+++ DATA +++

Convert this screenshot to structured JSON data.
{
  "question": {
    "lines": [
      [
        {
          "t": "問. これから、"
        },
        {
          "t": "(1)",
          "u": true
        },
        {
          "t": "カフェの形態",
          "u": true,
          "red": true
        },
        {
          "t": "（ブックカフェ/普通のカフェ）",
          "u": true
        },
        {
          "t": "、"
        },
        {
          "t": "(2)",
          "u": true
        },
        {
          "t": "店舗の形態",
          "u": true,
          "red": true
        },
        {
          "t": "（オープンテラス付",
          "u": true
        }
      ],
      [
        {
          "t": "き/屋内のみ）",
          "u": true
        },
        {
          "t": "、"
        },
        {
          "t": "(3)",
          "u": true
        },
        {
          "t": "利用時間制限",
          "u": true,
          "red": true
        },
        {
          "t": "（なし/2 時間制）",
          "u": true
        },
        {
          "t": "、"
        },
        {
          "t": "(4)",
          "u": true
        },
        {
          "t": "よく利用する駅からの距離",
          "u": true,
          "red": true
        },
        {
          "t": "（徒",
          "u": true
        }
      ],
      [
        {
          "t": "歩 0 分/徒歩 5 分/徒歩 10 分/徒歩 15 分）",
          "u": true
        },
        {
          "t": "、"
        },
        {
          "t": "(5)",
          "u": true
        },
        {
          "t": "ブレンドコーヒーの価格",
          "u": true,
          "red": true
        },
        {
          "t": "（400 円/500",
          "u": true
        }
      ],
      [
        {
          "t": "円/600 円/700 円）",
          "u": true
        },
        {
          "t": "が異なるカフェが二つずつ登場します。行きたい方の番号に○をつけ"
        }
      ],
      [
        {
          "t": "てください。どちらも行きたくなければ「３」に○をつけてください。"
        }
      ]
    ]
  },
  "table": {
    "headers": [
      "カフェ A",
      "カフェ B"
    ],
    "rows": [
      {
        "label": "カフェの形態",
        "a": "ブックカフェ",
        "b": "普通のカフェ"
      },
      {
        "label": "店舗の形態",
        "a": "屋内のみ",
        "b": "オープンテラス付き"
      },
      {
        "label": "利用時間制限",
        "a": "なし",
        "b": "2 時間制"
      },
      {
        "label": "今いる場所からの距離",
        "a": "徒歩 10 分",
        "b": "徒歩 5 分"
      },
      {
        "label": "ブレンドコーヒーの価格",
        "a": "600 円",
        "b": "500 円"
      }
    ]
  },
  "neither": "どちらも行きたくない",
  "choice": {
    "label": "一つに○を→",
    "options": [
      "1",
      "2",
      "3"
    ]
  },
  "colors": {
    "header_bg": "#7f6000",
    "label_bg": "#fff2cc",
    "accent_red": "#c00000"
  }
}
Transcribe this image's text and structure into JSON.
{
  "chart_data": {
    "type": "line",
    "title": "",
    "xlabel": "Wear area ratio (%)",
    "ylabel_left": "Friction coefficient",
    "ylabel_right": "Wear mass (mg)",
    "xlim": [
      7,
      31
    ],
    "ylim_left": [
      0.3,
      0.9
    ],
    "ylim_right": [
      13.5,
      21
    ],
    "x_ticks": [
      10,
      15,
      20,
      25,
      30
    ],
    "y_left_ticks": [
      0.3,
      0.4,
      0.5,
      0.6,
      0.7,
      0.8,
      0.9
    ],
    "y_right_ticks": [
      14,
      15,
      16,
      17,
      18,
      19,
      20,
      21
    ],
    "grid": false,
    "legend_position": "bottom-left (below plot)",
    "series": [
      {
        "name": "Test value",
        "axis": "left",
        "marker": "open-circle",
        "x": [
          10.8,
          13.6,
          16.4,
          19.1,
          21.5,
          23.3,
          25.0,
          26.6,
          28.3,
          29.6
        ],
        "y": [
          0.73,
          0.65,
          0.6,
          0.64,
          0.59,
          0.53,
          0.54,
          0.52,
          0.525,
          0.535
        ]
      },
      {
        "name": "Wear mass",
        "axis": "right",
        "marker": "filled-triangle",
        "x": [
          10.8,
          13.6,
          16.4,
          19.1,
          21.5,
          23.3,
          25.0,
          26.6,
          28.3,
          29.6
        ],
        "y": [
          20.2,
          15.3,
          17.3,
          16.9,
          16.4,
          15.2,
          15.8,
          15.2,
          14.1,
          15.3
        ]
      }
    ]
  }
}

+++

▶ _WHAT IS BEING ASKED_
Show every line from the entries above in which the word "marker" appears.

▶ _WRITTEN SOLUTION_
        "marker": "open-circle",
        "marker": "filled-triangle",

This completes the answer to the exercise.